● THE RECORDS:
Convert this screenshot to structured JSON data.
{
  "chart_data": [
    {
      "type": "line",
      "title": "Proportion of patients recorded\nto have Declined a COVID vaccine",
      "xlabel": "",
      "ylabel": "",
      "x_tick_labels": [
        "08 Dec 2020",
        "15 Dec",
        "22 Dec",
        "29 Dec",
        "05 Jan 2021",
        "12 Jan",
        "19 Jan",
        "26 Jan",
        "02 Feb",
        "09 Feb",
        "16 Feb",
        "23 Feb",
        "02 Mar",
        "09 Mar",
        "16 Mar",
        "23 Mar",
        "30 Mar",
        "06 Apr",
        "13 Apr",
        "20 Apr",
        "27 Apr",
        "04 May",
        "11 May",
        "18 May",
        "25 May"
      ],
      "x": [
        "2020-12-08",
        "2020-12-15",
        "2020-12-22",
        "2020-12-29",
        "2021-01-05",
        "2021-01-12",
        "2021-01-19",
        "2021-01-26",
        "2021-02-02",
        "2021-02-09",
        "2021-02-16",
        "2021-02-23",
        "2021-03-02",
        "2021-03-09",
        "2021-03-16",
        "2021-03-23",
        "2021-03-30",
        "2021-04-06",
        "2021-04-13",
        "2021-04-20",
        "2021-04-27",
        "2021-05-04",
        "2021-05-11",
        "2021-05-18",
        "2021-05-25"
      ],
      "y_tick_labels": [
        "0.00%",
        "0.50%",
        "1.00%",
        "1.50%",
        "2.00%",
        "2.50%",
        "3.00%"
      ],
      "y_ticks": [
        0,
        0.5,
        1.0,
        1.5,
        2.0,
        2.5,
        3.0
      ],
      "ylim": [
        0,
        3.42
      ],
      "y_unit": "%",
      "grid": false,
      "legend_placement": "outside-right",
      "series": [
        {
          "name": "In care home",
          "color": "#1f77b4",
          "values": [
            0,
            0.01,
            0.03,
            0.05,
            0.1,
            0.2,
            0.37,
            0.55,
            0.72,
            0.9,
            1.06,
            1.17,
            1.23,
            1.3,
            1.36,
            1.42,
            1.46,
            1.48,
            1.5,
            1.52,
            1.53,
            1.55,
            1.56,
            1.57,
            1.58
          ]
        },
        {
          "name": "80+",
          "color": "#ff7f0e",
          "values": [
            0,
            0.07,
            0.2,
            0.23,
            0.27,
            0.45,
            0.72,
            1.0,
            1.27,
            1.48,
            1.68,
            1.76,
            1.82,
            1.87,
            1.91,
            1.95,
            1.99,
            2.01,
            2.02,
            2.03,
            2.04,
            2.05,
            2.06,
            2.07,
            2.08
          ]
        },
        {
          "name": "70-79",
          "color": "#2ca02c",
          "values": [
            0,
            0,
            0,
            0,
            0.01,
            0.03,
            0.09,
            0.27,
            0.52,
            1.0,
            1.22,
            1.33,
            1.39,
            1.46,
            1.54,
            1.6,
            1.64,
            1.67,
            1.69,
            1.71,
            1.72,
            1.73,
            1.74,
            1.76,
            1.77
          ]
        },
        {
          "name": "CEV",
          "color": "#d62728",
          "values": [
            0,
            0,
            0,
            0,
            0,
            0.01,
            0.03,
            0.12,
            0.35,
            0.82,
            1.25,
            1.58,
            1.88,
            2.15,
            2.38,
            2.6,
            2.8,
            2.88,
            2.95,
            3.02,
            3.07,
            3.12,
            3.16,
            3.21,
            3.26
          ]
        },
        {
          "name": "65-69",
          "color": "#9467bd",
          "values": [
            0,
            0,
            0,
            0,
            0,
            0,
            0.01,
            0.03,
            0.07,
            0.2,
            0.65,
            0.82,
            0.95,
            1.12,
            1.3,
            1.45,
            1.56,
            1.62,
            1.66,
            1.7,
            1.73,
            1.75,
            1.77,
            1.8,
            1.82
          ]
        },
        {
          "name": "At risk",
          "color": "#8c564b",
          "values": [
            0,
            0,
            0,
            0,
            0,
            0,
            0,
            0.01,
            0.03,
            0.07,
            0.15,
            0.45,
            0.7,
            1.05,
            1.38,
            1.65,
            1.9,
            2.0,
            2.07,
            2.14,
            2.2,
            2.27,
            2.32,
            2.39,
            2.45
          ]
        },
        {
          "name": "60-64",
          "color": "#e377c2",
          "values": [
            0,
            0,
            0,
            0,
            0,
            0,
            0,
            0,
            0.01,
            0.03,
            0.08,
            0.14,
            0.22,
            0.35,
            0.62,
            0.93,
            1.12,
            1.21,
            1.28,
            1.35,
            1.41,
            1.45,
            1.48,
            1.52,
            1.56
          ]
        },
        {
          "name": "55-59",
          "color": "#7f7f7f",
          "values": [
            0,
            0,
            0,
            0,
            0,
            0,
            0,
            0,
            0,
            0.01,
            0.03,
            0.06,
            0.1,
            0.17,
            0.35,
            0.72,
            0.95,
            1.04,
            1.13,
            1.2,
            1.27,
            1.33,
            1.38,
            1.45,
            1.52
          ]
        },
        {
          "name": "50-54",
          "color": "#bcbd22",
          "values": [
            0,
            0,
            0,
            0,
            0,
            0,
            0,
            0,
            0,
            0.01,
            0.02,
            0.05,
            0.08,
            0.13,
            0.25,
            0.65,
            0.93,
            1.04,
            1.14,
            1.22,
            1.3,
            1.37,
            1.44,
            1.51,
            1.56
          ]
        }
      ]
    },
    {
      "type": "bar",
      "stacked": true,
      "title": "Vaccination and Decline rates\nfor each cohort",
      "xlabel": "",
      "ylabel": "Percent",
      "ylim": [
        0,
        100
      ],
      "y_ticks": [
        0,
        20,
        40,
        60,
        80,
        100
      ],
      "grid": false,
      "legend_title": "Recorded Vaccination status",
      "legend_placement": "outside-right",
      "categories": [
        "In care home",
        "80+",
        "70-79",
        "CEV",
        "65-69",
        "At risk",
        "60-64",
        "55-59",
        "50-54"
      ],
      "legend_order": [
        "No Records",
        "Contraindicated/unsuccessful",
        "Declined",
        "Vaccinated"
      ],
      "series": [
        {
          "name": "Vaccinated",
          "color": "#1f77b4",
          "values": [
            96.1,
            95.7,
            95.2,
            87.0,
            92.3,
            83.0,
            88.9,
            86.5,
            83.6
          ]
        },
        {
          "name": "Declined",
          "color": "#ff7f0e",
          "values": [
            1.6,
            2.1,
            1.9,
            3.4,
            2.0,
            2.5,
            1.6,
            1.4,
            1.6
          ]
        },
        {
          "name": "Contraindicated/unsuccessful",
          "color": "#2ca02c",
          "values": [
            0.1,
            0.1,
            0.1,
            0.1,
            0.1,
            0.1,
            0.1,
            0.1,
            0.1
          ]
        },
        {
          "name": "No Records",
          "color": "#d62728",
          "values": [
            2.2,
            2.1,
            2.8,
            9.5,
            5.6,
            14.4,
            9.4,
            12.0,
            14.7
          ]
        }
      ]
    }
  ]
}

● HOW TO COMPLETE THIS TASK: Repeat the material word for word.

● YOUR SOLUTION:
Convert this screenshot to structured JSON data.
{
  "chart_data": [
    {
      "type": "line",
      "title": "Proportion of patients recorded\nto have Declined a COVID vaccine",
      "xlabel": "",
      "ylabel": "",
      "x_tick_labels": [
        "08 Dec 2020",
        "15 Dec",
        "22 Dec",
        "29 Dec",
        "05 Jan 2021",
        "12 Jan",
        "19 Jan",
        "26 Jan",
        "02 Feb",
        "09 Feb",
        "16 Feb",
        "23 Feb",
        "02 Mar",
        "09 Mar",
        "16 Mar",
        "23 Mar",
        "30 Mar",
        "06 Apr",
        "13 Apr",
        "20 Apr",
        "27 Apr",
        "04 May",
        "11 May",
        "18 May",
        "25 May"
      ],
      "x": [
        "2020-12-08",
        "2020-12-15",
        "2020-12-22",
        "2020-12-29",
        "2021-01-05",
        "2021-01-12",
        "2021-01-19",
        "2021-01-26",
        "2021-02-02",
        "2021-02-09",
        "2021-02-16",
        "2021-02-23",
        "2021-03-02",
        "2021-03-09",
        "2021-03-16",
        "2021-03-23",
        "2021-03-30",
        "2021-04-06",
        "2021-04-13",
        "2021-04-20",
        "2021-04-27",
        "2021-05-04",
        "2021-05-11",
        "2021-05-18",
        "2021-05-25"
      ],
      "y_tick_labels": [
        "0.00%",
        "0.50%",
        "1.00%",
        "1.50%",
        "2.00%",
        "2.50%",
        "3.00%"
      ],
      "y_ticks": [
        0,
        0.5,
        1.0,
        1.5,
        2.0,
        2.5,
        3.0
      ],
      "ylim": [
        0,
        3.42
      ],
      "y_unit": "%",
      "grid": false,
      "legend_placement": "outside-right",
      "series": [
        {
          "name": "In care home",
          "color": "#1f77b4",
          "values": [
            0,
            0.01,
            0.03,
            0.05,
            0.1,
            0.2,
            0.37,
            0.55,
            0.72,
            0.9,
            1.06,
            1.17,
            1.23,
            1.3,
            1.36,
            1.42,
            1.46,
            1.48,
            1.5,
            1.52,
            1.53,
            1.55,
            1.56,
            1.57,
            1.58
          ]
        },
        {
          "name": "80+",
          "color": "#ff7f0e",
          "values": [
            0,
            0.07,
            0.2,
            0.23,
            0.27,
            0.45,
            0.72,
            1.0,
            1.27,
            1.48,
            1.68,
            1.76,
            1.82,
            1.87,
            1.91,
            1.95,
            1.99,
            2.01,
            2.02,
            2.03,
            2.04,
            2.05,
            2.06,
            2.07,
            2.08
          ]
        },
        {
          "name": "70-79",
          "color": "#2ca02c",
          "values": [
            0,
            0,
            0,
            0,
            0.01,
            0.03,
            0.09,
            0.27,
            0.52,
            1.0,
            1.22,
            1.33,
            1.39,
            1.46,
            1.54,
            1.6,
            1.64,
            1.67,
            1.69,
            1.71,
            1.72,
            1.73,
            1.74,
            1.76,
            1.77
          ]
        },
        {
          "name": "CEV",
          "color": "#d62728",
          "values": [
            0,
            0,
            0,
            0,
            0,
            0.01,
            0.03,
            0.12,
            0.35,
            0.82,
            1.25,
            1.58,
            1.88,
            2.15,
            2.38,
            2.6,
            2.8,
            2.88,
            2.95,
            3.02,
            3.07,
            3.12,
            3.16,
            3.21,
            3.26
          ]
        },
        {
          "name": "65-69",
          "color": "#9467bd",
          "values": [
            0,
            0,
            0,
            0,
            0,
            0,
            0.01,
            0.03,
            0.07,
            0.2,
            0.65,
            0.82,
            0.95,
            1.12,
            1.3,
            1.45,
            1.56,
            1.62,
            1.66,
            1.7,
            1.73,
            1.75,
            1.77,
            1.8,
            1.82
          ]
        },
        {
          "name": "At risk",
          "color": "#8c564b",
          "values": [
            0,
            0,
            0,
            0,
            0,
            0,
            0,
            0.01,
            0.03,
            0.07,
            0.15,
            0.45,
            0.7,
            1.05,
            1.38,
            1.65,
            1.9,
            2.0,
            2.07,
            2.14,
            2.2,
            2.27,
            2.32,
            2.39,
            2.45
          ]
        },
        {
          "name": "60-64",
          "color": "#e377c2",
          "values": [
            0,
            0,
            0,
            0,
            0,
            0,
            0,
            0,
            0.01,
            0.03,
            0.08,
            0.14,
            0.22,
            0.35,
            0.62,
            0.93,
            1.12,
            1.21,
            1.28,
            1.35,
            1.41,
            1.45,
            1.48,
            1.52,
            1.56
          ]
        },
        {
          "name": "55-59",
          "color": "#7f7f7f",
          "values": [
            0,
            0,
            0,
            0,
            0,
            0,
            0,
            0,
            0,
            0.01,
            0.03,
            0.06,
            0.1,
            0.17,
            0.35,
            0.72,
            0.95,
            1.04,
            1.13,
            1.2,
            1.27,
            1.33,
            1.38,
            1.45,
            1.52
          ]
        },
        {
          "name": "50-54",
          "color": "#bcbd22",
          "values": [
            0,
            0,
            0,
            0,
            0,
            0,
            0,
            0,
            0,
            0.01,
            0.02,
            0.05,
            0.08,
            0.13,
            0.25,
            0.65,
            0.93,
            1.04,
            1.14,
            1.22,
            1.3,
            1.37,
            1.44,
            1.51,
            1.56
          ]
        }
      ]
    },
    {
      "type": "bar",
      "stacked": true,
      "title": "Vaccination and Decline rates\nfor each cohort",
      "xlabel": "",
      "ylabel": "Percent",
      "ylim": [
        0,
        100
      ],
      "y_ticks": [
        0,
        20,
        40,
        60,
        80,
        100
      ],
      "grid": false,
      "legend_title": "Recorded Vaccination status",
      "legend_placement": "outside-right",
      "categories": [
        "In care home",
        "80+",
        "70-79",
        "CEV",
        "65-69",
        "At risk",
        "60-64",
        "55-59",
        "50-54"
      ],
      "legend_order": [
        "No Records",
        "Contraindicated/unsuccessful",
        "Declined",
        "Vaccinated"
      ],
      "series": [
        {
          "name": "Vaccinated",
          "color": "#1f77b4",
          "values": [
            96.1,
            95.7,
            95.2,
            87.0,
            92.3,
            83.0,
            88.9,
            86.5,
            83.6
          ]
        },
        {
          "name": "Declined",
          "color": "#ff7f0e",
          "values": [
            1.6,
            2.1,
            1.9,
            3.4,
            2.0,
            2.5,
            1.6,
            1.4,
            1.6
          ]
        },
        {
          "name": "Contraindicated/unsuccessful",
          "color": "#2ca02c",
          "values": [
            0.1,
            0.1,
            0.1,
            0.1,
            0.1,
            0.1,
            0.1,
            0.1,
            0.1
          ]
        },
        {
          "name": "No Records",
          "color": "#d62728",
          "values": [
            2.2,
            2.1,
            2.8,
            9.5,
            5.6,
            14.4,
            9.4,
            12.0,
            14.7
          ]
        }
      ]
    }
  ]
}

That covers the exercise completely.